Request » Copy out each line of the data that holds the word "Vegetarian".

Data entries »

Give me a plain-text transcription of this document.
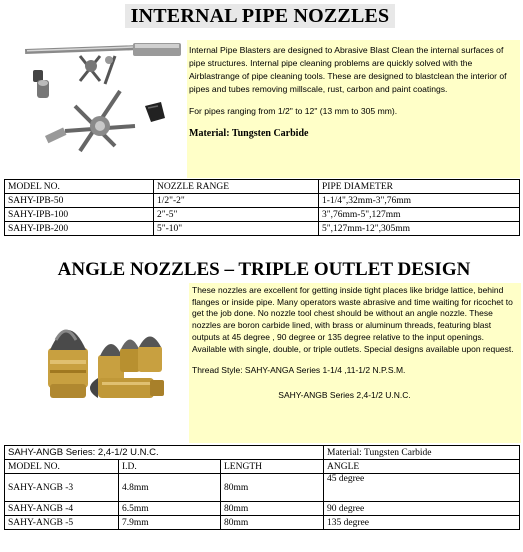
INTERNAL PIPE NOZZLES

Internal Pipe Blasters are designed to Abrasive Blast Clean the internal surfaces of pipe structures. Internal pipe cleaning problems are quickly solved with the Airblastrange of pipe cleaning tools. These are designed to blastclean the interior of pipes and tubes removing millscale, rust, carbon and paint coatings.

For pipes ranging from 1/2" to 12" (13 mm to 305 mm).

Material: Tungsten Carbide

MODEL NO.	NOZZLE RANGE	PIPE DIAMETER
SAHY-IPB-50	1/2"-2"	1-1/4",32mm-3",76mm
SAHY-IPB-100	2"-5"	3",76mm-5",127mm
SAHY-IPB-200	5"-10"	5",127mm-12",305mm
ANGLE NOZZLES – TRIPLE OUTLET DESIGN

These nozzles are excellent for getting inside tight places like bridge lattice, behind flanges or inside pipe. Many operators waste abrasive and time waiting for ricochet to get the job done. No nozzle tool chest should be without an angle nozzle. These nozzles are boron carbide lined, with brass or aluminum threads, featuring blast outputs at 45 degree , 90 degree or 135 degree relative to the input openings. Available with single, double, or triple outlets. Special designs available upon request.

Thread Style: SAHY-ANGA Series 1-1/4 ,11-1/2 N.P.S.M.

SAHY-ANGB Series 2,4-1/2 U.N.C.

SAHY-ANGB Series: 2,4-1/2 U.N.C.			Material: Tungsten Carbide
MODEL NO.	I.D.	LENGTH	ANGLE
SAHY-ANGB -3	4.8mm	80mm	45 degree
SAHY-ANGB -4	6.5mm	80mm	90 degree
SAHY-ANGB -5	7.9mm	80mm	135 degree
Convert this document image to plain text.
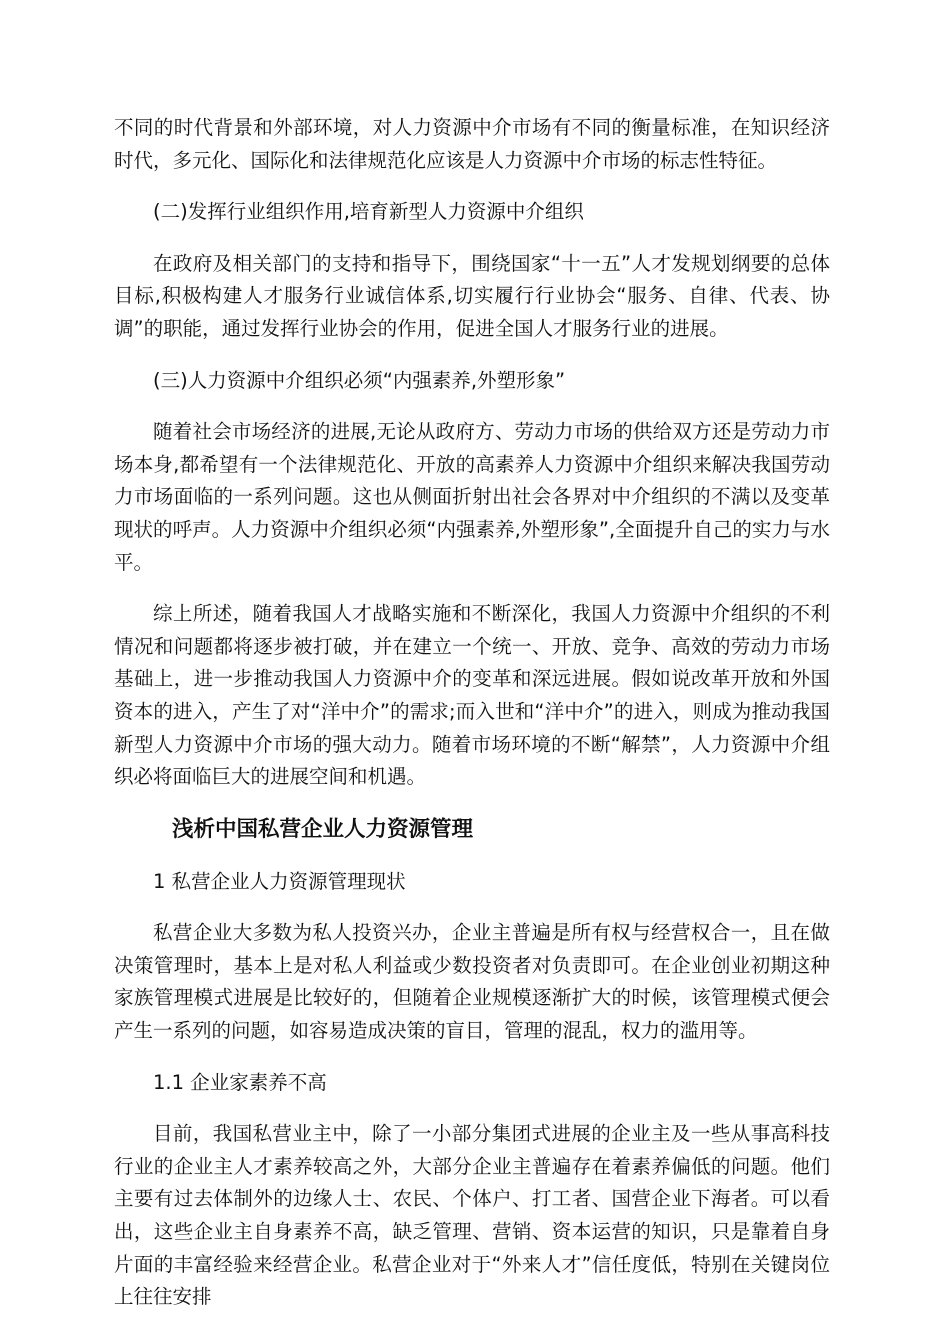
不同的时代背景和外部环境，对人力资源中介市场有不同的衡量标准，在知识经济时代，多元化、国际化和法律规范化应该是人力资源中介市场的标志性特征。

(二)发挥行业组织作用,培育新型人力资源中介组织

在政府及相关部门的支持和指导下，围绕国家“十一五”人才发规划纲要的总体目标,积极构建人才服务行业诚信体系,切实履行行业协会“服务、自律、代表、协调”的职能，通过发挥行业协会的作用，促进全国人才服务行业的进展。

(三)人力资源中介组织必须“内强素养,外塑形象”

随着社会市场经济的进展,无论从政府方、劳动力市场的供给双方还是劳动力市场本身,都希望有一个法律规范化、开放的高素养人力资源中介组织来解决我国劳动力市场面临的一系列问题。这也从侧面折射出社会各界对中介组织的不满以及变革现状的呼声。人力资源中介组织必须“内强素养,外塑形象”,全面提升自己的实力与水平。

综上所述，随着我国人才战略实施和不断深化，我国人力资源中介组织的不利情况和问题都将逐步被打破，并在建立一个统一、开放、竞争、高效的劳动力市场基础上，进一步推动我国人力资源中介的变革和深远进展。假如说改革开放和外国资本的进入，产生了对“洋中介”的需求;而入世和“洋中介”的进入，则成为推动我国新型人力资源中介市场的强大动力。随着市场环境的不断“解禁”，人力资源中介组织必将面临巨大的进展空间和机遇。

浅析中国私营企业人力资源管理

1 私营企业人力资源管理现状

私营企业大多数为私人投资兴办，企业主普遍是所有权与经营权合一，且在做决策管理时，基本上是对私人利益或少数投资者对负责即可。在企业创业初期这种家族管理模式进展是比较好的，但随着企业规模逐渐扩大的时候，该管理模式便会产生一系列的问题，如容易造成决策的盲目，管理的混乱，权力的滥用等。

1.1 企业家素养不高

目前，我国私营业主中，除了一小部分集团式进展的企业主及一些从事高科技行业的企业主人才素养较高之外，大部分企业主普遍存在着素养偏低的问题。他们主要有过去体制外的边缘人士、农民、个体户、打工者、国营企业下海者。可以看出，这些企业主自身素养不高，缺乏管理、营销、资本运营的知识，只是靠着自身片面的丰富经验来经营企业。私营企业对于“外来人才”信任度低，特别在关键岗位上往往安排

...

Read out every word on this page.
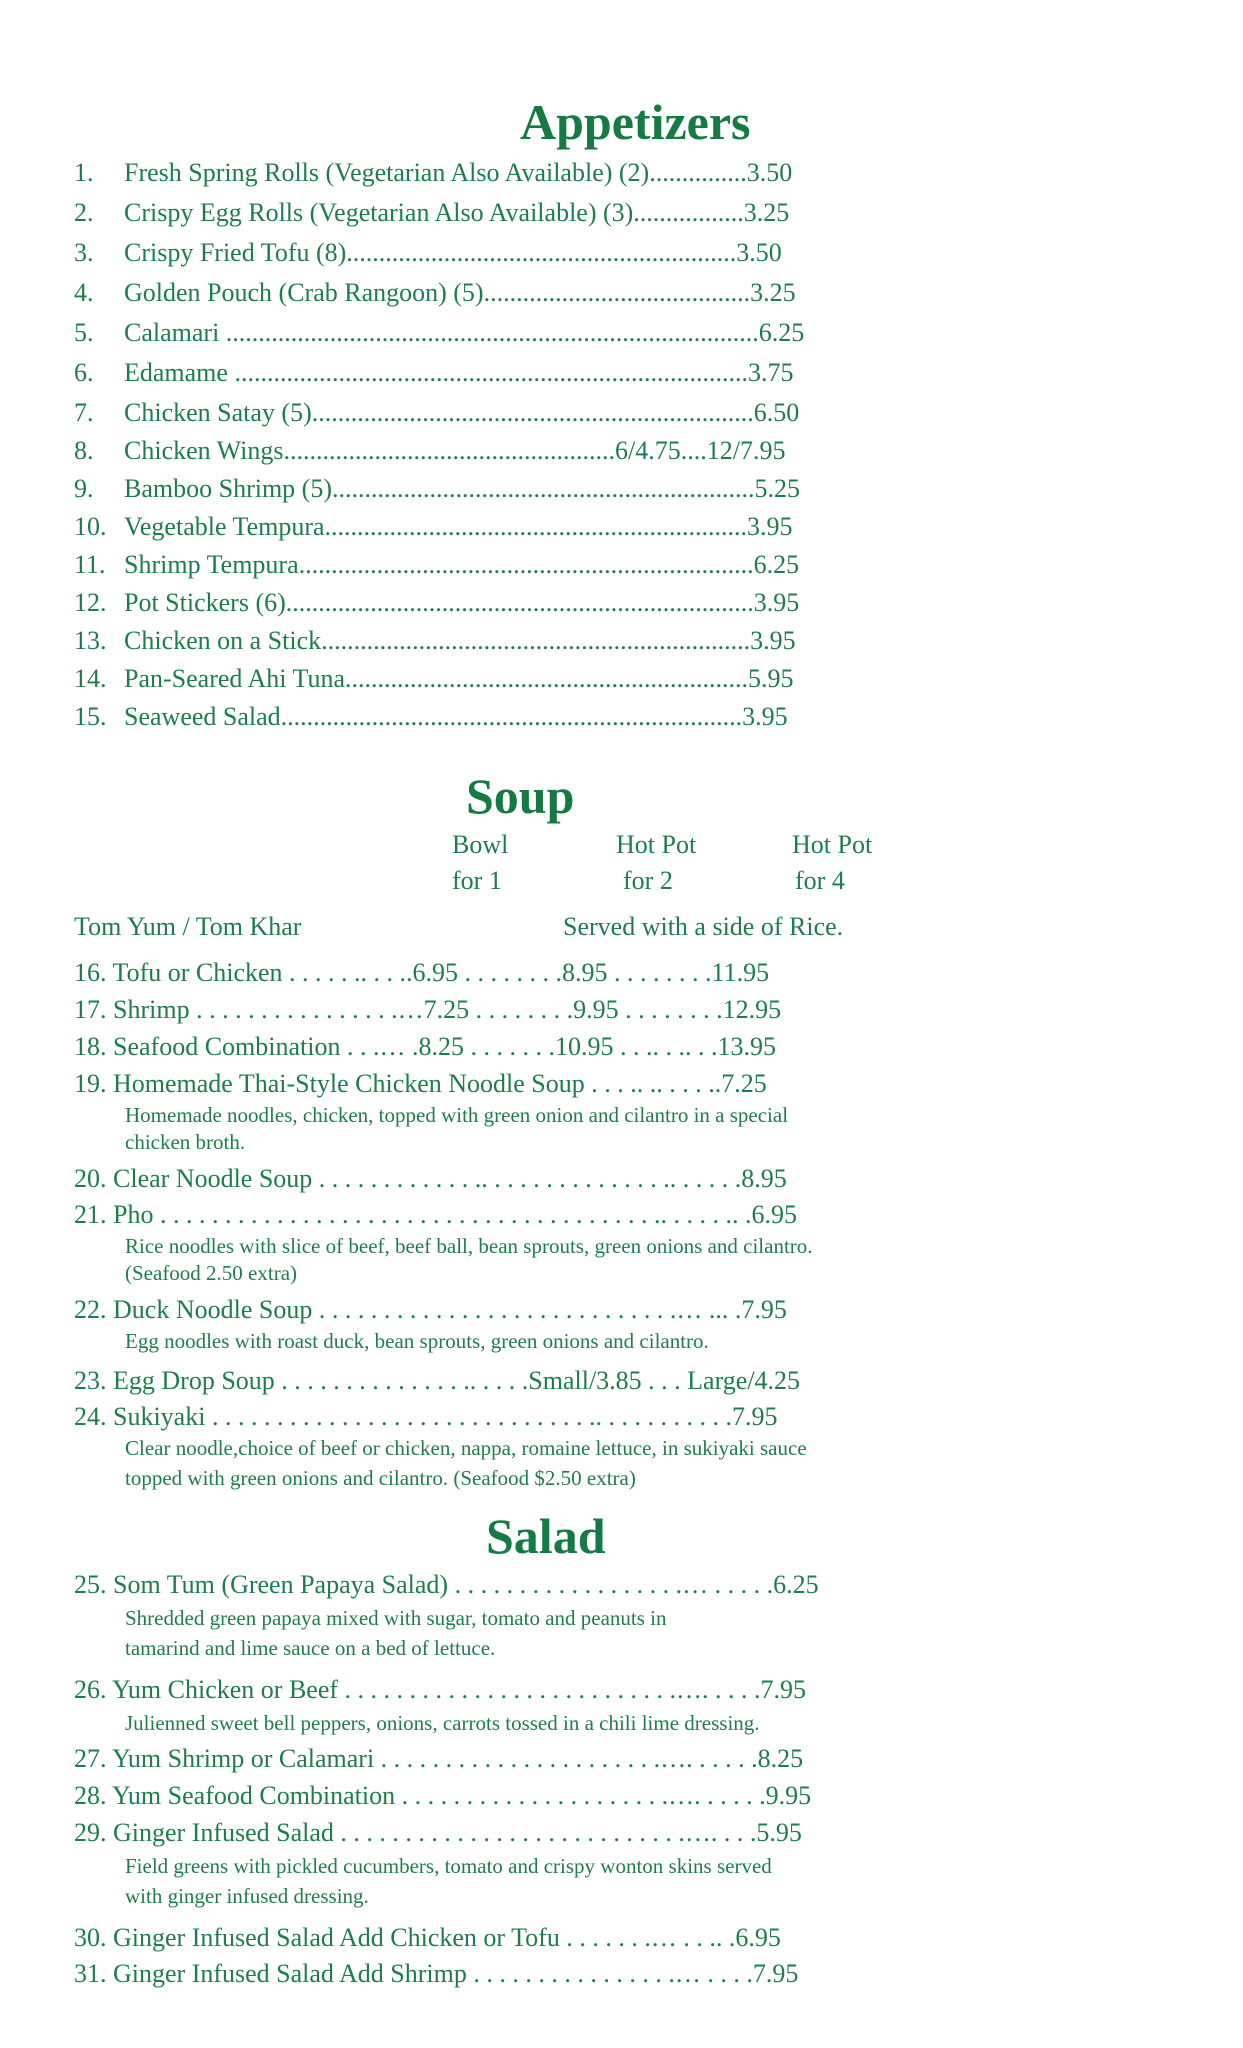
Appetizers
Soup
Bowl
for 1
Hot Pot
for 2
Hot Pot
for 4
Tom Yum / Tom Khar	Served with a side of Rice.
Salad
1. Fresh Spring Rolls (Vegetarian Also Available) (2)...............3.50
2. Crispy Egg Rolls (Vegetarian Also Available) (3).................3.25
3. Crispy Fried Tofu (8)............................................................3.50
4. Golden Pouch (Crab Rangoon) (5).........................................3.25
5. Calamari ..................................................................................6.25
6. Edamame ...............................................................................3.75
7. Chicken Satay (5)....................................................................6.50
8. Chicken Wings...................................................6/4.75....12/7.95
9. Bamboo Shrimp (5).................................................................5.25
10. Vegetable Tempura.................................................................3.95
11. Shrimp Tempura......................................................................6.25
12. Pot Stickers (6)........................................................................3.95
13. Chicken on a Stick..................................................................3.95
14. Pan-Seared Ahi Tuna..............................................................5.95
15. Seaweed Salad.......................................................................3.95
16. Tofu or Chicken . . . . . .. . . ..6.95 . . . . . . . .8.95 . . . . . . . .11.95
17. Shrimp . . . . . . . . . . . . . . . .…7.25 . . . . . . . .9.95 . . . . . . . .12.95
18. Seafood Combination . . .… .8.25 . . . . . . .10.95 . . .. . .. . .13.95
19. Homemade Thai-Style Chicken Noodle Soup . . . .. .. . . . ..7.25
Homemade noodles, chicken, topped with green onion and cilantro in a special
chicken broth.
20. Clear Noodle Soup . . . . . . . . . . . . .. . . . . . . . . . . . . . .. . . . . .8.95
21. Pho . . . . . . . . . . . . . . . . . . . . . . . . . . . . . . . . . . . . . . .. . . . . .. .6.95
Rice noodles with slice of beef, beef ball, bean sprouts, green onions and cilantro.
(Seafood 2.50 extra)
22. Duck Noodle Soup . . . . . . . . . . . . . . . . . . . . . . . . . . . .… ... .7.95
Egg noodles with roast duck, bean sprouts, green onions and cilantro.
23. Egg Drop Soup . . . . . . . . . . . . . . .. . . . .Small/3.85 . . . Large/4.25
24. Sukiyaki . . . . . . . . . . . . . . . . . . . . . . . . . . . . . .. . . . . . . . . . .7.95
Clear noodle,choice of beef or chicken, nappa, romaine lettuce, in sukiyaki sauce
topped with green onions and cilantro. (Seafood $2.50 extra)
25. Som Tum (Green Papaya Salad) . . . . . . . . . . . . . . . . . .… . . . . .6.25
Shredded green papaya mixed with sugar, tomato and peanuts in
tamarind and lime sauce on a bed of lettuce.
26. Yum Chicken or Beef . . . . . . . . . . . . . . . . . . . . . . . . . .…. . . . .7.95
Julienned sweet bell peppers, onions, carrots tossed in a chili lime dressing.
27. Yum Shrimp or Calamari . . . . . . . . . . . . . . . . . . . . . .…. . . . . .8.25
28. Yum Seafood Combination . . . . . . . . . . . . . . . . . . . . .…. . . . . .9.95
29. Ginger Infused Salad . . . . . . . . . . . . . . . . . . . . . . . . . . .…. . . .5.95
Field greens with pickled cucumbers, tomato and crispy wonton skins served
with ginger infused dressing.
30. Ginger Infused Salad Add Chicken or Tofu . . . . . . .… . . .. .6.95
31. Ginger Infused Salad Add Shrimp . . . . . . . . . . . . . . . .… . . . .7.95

...

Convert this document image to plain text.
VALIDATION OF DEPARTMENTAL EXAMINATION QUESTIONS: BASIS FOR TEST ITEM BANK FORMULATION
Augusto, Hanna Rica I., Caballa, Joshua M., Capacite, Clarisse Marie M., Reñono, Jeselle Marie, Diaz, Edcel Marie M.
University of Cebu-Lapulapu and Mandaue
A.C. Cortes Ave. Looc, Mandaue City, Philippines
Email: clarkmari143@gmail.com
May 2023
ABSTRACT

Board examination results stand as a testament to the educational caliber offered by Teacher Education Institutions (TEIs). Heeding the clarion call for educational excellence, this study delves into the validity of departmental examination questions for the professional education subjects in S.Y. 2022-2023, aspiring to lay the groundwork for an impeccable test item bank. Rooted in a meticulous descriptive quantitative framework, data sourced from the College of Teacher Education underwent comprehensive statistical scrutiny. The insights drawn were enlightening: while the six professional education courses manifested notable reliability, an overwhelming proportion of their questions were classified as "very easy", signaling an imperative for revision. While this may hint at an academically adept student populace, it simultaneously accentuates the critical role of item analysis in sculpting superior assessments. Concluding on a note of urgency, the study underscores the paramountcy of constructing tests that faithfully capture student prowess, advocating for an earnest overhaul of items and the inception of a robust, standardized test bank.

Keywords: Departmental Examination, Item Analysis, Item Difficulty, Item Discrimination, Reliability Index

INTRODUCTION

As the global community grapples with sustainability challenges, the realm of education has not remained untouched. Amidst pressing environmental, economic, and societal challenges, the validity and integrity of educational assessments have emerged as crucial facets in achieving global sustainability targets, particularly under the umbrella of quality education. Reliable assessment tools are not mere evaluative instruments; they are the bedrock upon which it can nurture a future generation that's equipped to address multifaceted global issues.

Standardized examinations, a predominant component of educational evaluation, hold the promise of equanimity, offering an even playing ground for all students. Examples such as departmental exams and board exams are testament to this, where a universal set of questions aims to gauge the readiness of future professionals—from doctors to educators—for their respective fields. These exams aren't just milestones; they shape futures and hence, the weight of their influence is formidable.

Full solution »
1. Fresh Spring Rolls (Vegetarian Also Available) (2)...............3.50
2. Crispy Egg Rolls (Vegetarian Also Available) (3).................3.25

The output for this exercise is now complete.